■ AIM OF THE EXERCISE ■
Every line that contains the word "JSON" should be copied.

### RECORDED INFORMATION

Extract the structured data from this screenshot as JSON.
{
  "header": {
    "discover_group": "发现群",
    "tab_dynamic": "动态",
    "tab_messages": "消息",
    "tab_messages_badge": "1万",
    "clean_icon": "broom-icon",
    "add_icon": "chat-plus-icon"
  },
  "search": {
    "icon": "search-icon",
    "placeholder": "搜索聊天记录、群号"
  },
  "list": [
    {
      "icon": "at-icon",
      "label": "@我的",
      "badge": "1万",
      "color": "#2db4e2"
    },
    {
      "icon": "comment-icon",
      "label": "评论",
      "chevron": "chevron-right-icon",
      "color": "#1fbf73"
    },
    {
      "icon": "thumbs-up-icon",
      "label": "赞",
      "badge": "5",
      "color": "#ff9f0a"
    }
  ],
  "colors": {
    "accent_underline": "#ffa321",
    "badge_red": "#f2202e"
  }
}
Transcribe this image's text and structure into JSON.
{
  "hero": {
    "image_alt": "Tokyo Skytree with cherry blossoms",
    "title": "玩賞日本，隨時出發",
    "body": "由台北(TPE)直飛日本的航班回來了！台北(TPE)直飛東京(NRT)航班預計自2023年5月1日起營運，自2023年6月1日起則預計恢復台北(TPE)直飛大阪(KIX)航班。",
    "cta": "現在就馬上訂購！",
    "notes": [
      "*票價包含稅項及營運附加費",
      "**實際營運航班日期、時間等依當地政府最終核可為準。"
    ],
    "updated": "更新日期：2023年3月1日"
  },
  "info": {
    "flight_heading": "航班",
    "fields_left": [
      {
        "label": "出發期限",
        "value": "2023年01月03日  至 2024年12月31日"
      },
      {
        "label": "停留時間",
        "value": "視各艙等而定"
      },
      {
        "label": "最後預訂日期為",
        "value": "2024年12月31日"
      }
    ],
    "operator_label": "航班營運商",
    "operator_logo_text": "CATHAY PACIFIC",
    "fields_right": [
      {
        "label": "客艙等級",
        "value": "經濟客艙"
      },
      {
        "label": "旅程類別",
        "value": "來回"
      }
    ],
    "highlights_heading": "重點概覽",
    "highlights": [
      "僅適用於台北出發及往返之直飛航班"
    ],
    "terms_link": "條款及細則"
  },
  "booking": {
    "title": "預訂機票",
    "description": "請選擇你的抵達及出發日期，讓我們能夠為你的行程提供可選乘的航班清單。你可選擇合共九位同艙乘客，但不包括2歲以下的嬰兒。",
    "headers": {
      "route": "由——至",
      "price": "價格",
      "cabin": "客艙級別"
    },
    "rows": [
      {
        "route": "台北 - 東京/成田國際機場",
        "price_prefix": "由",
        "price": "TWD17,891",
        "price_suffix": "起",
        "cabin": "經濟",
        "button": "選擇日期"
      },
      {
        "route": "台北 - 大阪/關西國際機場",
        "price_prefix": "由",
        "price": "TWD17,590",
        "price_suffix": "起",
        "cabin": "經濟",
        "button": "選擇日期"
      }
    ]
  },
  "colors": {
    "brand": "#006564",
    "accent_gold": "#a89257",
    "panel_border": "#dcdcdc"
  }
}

######

■ THE COMPLETED TASK ■
Extract the structured data from this screenshot as JSON.
Transcribe this image's text and structure into JSON.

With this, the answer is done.